START Data section

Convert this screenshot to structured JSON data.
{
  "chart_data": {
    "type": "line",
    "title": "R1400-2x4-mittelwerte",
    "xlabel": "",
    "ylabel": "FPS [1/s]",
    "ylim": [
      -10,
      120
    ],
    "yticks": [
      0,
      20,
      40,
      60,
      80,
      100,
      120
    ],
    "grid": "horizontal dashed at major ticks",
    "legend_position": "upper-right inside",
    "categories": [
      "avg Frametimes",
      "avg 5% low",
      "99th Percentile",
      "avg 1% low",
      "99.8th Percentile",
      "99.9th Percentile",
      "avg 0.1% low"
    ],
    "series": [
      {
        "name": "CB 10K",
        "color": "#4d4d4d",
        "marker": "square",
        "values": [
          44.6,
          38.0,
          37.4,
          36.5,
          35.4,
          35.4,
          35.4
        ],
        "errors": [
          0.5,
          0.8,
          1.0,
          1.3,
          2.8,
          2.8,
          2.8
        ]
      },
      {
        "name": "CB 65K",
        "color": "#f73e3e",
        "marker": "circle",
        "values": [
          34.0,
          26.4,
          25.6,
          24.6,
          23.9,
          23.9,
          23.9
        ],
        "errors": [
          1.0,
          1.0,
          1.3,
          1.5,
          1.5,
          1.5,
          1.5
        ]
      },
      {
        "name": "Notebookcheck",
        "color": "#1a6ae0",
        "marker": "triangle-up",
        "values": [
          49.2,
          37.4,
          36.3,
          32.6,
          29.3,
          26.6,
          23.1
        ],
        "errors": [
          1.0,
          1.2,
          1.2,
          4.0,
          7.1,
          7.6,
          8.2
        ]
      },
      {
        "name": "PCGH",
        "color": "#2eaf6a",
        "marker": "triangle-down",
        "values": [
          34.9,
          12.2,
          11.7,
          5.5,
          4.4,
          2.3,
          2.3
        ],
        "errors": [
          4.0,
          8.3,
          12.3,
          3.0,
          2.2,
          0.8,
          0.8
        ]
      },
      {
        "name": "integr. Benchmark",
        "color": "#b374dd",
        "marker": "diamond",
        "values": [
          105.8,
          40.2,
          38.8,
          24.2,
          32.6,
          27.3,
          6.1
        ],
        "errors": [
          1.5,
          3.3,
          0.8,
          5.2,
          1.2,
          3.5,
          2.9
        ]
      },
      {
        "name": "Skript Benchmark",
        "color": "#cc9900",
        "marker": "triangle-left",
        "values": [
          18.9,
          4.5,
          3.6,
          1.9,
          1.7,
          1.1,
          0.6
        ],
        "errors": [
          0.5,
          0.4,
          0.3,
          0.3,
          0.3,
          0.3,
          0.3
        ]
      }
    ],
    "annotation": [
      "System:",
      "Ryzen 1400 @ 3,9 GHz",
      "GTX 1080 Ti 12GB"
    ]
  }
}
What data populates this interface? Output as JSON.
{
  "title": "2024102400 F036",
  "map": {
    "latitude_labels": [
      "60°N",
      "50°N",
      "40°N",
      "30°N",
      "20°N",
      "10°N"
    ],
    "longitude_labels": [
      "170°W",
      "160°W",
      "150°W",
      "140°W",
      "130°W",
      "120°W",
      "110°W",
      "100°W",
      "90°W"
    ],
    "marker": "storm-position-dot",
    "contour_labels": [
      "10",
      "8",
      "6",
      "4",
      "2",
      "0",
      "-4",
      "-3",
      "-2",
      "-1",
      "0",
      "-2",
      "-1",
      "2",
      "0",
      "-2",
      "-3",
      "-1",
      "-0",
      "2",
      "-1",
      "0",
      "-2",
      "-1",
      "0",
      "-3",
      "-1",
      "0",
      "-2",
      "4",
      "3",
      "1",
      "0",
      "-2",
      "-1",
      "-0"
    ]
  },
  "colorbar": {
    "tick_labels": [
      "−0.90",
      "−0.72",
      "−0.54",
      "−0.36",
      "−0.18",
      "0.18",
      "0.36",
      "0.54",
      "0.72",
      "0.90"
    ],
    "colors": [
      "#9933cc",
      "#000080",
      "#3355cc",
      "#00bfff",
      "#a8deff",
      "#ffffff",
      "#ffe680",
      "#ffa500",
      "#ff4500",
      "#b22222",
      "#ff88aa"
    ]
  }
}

END Data section

[The exercise] Go through the preceding material and copy each line that has the word "name".

[Answer to this task]
        "name": "CB 10K",
        "name": "CB 65K",
        "name": "Notebookcheck",
        "name": "PCGH",
        "name": "integr. Benchmark",
        "name": "Skript Benchmark",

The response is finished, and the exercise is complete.